Data supplied:
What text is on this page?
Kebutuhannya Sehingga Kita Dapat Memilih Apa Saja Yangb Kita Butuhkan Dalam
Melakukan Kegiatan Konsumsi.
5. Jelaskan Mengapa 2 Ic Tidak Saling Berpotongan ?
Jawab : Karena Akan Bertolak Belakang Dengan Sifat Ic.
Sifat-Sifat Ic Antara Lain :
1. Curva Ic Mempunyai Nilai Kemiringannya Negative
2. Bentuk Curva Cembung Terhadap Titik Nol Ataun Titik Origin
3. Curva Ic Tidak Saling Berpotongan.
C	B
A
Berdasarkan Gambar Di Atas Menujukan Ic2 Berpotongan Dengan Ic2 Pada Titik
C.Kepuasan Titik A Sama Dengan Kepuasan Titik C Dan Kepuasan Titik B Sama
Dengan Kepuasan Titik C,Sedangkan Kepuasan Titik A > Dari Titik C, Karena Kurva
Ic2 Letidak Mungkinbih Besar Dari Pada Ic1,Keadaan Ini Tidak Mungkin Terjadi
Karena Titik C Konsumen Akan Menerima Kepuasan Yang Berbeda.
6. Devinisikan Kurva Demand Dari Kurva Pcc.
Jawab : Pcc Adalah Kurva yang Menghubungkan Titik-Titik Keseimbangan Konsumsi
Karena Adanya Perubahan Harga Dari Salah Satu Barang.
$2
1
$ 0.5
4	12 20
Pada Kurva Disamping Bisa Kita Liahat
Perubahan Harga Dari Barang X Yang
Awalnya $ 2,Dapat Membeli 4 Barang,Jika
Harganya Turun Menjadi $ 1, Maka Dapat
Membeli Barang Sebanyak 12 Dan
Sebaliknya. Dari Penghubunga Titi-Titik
...
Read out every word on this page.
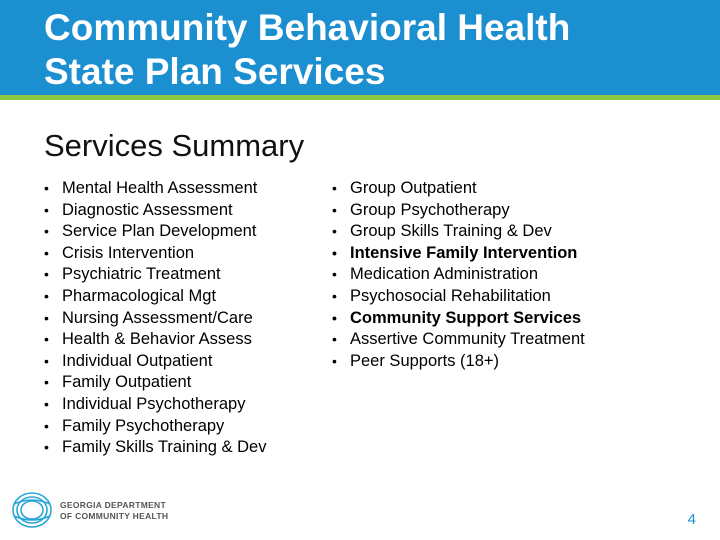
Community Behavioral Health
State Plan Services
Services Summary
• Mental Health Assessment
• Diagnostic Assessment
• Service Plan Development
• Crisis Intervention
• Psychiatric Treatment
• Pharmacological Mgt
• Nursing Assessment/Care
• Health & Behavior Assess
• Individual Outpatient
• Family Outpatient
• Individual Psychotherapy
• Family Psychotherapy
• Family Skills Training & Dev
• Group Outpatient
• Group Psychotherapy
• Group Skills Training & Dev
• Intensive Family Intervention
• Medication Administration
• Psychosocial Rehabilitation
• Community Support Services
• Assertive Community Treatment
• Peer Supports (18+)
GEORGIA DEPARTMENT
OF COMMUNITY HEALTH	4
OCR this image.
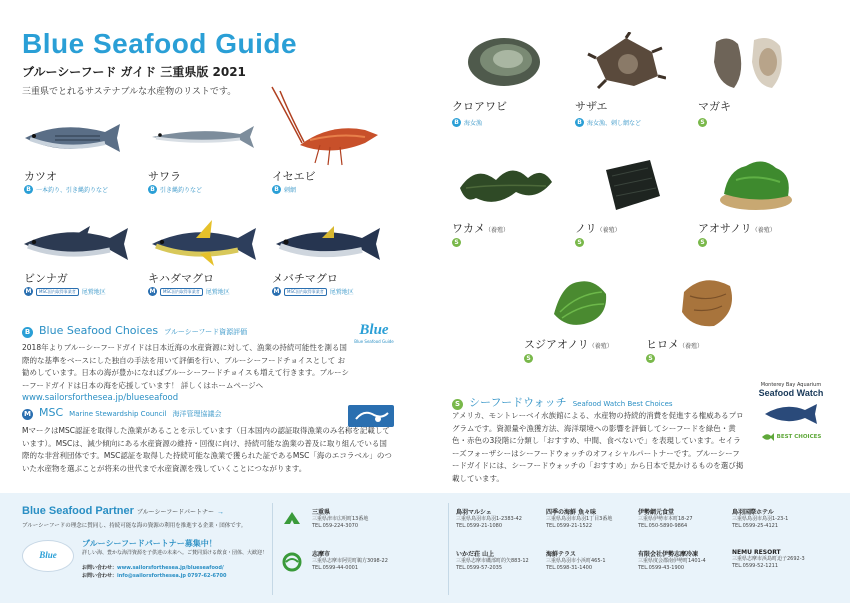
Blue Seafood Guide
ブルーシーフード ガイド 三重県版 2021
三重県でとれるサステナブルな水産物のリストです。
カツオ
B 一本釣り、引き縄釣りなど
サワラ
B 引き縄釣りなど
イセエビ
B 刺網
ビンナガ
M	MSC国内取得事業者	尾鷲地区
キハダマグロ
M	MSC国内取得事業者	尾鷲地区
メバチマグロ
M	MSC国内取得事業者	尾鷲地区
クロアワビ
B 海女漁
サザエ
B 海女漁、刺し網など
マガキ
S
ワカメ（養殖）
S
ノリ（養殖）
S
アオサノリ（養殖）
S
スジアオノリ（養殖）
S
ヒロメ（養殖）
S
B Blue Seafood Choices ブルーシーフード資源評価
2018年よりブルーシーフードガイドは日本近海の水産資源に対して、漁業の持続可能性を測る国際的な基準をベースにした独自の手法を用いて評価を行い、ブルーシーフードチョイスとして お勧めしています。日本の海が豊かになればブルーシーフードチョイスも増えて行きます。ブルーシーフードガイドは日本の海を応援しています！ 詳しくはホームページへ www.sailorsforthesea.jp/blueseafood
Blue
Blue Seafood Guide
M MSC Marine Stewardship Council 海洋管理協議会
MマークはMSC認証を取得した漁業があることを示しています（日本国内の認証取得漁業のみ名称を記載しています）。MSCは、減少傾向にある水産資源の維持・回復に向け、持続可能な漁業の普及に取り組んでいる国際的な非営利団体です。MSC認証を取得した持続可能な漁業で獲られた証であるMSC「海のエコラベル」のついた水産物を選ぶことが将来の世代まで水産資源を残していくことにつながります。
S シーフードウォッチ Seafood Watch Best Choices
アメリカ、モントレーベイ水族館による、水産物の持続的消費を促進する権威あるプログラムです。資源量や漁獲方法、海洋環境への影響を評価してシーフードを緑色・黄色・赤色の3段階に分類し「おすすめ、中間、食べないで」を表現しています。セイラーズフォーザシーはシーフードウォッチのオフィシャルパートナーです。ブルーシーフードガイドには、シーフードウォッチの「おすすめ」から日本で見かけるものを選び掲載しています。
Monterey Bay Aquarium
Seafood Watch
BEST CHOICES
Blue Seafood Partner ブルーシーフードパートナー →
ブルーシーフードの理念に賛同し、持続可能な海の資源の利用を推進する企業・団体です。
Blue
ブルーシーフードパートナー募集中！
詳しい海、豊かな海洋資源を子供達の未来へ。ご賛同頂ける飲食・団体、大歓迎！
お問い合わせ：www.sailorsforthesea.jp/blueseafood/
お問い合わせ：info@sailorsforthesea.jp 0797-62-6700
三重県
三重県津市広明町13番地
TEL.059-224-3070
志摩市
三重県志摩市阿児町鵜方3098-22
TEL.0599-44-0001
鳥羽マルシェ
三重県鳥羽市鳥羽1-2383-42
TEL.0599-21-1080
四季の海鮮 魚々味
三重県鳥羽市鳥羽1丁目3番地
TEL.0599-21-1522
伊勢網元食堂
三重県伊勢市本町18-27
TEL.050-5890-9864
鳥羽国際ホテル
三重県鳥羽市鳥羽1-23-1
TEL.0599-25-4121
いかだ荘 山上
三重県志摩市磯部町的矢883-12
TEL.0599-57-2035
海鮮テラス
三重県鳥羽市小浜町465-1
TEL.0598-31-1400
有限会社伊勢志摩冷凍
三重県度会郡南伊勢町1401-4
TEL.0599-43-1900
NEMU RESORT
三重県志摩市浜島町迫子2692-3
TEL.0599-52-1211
* * *
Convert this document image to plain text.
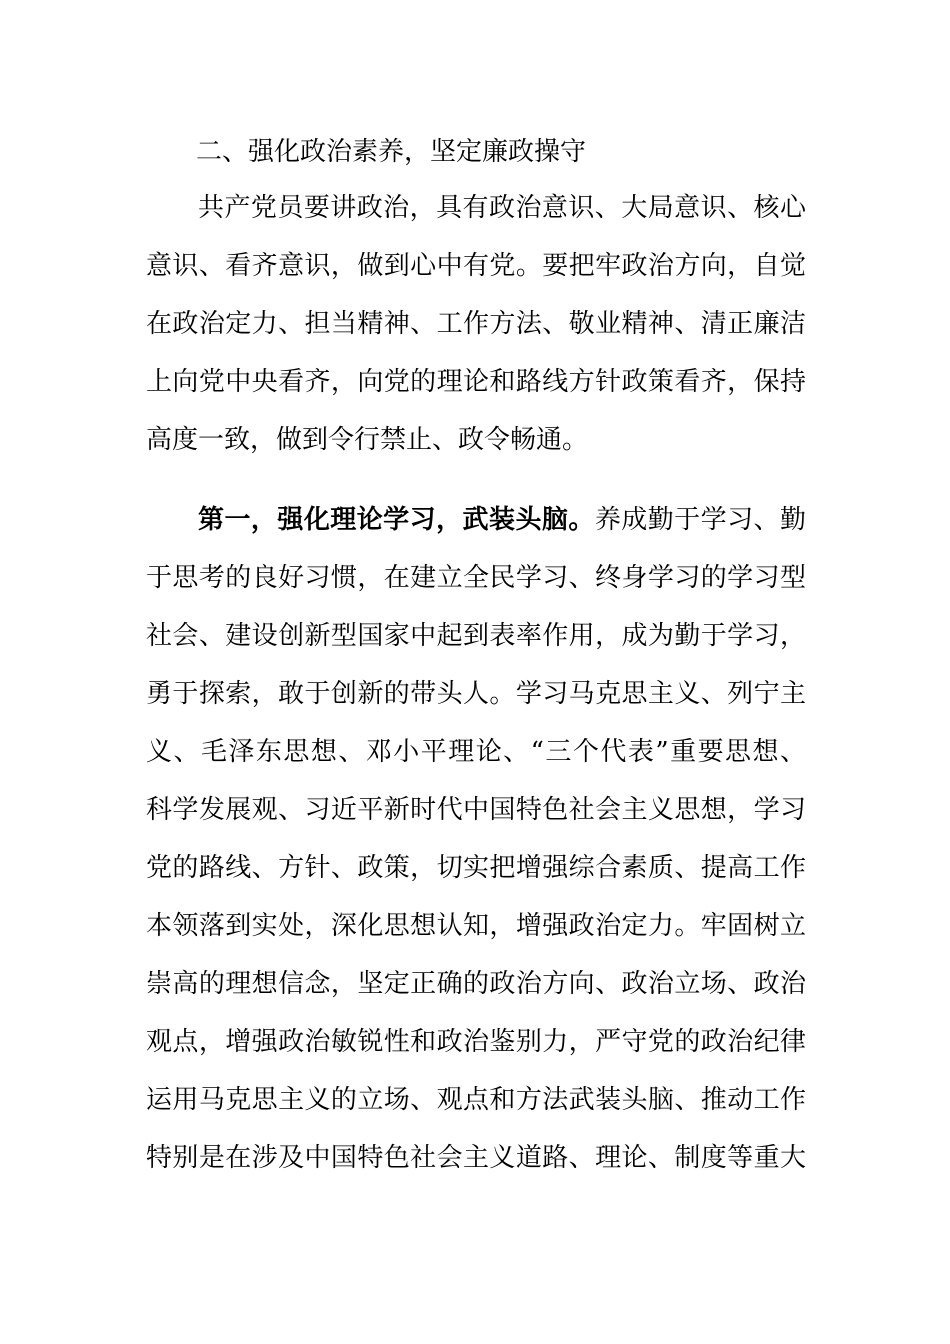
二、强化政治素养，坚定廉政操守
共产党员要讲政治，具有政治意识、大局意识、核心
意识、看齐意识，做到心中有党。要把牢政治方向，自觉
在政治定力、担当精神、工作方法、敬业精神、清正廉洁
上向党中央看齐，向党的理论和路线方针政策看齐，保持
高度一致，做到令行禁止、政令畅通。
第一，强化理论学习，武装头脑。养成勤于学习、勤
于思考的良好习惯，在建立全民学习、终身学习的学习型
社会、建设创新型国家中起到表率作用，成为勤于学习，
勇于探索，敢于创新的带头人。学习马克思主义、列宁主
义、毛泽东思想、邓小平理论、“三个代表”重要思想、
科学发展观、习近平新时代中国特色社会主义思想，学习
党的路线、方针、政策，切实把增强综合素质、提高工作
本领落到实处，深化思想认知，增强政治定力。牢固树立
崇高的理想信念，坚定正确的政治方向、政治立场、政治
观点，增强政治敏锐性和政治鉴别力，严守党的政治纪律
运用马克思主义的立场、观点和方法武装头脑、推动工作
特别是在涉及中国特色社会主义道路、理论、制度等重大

Problem to solve:
From the entries above, copy every line where the word "blueseafood" shows up.

Answer in full:
2018年よりブルーシーフードガイドは日本近海の水産資源に対して、漁業の持続可能性を測る国際的な基準をベースにした独自の手法を用いて評価を行い、ブルーシーフードチョイスとして お勧めしています。日本の海が豊かになればブルーシーフードチョイスも増えて行きます。ブルーシーフードガイドは日本の海を応援しています！ 詳しくはホームページへ www.sailorsforthesea.jp/blueseafood
お問い合わせ：www.sailorsforthesea.jp/blueseafood/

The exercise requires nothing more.